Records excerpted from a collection

+-------+

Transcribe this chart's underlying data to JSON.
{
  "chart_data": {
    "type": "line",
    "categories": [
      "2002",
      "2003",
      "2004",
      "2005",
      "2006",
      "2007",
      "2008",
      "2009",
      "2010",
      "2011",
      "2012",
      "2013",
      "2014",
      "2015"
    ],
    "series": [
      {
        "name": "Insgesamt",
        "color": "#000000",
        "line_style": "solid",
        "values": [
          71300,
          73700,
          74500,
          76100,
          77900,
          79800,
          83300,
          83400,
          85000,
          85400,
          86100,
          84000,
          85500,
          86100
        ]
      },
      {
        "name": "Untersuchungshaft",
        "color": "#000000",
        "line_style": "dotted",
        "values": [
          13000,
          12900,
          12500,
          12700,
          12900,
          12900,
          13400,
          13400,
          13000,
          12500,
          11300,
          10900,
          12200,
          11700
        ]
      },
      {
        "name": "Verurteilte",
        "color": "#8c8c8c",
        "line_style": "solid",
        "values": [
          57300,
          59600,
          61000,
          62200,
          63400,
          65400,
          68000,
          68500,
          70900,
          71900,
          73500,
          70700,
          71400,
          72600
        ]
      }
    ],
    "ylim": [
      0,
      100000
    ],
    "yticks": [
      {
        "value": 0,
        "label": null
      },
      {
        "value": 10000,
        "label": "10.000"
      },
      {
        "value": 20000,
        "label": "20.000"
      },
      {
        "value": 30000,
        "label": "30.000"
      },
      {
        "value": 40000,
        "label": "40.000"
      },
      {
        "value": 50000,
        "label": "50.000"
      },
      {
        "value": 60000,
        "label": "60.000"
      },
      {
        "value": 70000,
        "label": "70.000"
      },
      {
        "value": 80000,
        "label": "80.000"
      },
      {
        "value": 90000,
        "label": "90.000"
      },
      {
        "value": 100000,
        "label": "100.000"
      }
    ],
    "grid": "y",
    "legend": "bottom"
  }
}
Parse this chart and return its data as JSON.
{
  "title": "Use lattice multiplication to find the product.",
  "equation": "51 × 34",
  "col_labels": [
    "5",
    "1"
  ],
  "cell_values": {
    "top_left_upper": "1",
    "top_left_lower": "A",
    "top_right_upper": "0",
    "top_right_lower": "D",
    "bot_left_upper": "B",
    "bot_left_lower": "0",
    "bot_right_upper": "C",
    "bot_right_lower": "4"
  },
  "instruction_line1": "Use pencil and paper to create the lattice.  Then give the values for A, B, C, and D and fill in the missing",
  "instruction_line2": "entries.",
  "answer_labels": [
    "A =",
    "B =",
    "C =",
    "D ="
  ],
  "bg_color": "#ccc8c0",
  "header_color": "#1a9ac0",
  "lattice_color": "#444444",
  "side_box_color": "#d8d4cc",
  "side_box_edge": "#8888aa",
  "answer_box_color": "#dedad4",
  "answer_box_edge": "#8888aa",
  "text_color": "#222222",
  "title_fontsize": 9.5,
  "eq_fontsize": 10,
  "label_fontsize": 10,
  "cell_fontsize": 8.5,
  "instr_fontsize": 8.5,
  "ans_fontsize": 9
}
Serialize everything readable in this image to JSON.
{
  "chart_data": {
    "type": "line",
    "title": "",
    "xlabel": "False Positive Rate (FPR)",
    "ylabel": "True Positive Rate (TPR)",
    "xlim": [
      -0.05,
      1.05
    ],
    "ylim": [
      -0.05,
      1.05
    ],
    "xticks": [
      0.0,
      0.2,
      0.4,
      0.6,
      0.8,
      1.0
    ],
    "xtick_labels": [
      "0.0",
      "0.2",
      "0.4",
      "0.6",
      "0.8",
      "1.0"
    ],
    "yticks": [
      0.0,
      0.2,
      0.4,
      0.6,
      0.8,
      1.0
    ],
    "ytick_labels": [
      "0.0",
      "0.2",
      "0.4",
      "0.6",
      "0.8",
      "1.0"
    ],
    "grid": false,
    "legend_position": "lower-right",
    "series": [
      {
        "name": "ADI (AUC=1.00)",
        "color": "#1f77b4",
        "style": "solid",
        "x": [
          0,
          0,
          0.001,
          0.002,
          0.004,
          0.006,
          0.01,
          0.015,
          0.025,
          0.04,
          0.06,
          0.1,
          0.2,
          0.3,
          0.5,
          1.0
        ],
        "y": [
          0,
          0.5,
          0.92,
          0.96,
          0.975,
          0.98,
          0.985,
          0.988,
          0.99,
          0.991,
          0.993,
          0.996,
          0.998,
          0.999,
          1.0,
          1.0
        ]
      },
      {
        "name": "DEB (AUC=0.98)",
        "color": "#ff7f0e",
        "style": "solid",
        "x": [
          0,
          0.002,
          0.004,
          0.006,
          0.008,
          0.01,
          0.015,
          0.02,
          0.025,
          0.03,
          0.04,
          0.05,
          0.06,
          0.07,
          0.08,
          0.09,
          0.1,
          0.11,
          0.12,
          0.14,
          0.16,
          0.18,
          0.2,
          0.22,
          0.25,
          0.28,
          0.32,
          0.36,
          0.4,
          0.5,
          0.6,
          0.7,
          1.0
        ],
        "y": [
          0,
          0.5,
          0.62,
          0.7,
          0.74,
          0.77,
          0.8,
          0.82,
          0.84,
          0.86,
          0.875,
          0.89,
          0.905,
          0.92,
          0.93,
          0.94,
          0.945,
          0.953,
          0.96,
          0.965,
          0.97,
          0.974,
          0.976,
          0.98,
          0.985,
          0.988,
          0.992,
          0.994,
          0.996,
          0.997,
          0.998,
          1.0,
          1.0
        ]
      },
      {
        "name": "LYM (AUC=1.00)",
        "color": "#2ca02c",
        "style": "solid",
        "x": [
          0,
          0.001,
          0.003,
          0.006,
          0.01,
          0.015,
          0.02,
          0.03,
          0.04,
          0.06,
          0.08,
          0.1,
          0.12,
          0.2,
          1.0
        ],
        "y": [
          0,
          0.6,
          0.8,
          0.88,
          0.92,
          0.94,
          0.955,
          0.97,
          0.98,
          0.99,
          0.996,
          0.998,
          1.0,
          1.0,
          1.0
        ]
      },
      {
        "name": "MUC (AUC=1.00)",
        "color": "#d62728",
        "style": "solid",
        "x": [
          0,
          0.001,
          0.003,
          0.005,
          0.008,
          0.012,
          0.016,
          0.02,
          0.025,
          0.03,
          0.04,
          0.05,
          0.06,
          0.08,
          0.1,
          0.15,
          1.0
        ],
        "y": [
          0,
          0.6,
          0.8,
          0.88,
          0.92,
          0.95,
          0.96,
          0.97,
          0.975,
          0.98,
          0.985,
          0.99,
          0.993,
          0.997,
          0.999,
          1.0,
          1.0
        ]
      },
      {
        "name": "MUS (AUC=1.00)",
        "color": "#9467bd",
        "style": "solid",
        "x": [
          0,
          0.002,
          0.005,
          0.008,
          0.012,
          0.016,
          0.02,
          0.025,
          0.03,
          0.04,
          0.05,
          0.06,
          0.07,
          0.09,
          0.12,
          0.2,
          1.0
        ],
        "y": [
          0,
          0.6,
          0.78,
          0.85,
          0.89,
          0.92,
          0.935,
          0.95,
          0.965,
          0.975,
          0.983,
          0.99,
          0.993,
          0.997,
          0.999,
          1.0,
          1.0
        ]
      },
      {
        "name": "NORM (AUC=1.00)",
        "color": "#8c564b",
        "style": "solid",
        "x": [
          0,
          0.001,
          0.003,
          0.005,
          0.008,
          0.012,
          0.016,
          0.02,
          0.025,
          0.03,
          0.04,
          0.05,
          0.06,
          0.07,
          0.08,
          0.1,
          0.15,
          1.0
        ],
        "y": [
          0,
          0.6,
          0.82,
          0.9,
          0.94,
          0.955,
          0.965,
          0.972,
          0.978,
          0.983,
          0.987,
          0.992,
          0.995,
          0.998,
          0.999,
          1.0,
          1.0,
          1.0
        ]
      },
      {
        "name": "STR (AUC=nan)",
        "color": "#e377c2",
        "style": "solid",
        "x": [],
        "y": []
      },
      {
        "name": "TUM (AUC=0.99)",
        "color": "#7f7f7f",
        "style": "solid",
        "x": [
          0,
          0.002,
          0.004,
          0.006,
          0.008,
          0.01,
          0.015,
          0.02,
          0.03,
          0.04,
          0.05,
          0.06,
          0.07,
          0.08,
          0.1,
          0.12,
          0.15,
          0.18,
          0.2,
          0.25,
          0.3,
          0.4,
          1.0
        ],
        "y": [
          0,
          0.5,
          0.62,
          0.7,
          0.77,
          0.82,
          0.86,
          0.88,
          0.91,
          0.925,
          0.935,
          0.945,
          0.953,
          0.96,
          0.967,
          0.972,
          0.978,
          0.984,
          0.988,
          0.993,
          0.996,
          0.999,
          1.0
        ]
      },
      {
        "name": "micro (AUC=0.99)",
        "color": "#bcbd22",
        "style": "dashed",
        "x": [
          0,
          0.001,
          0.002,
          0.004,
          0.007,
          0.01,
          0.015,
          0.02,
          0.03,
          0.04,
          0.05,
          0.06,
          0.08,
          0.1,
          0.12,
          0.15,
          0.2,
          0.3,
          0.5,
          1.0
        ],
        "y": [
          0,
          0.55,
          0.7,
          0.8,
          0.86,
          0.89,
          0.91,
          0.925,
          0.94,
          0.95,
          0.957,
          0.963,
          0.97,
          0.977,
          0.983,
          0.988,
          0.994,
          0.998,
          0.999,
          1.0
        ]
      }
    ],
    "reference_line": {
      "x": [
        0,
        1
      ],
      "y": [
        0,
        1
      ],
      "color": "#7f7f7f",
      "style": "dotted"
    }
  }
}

+-------+

**Problem statement**
Determine how many lines of the listing above include the word "JSON", and report that number only.

**Task result**
3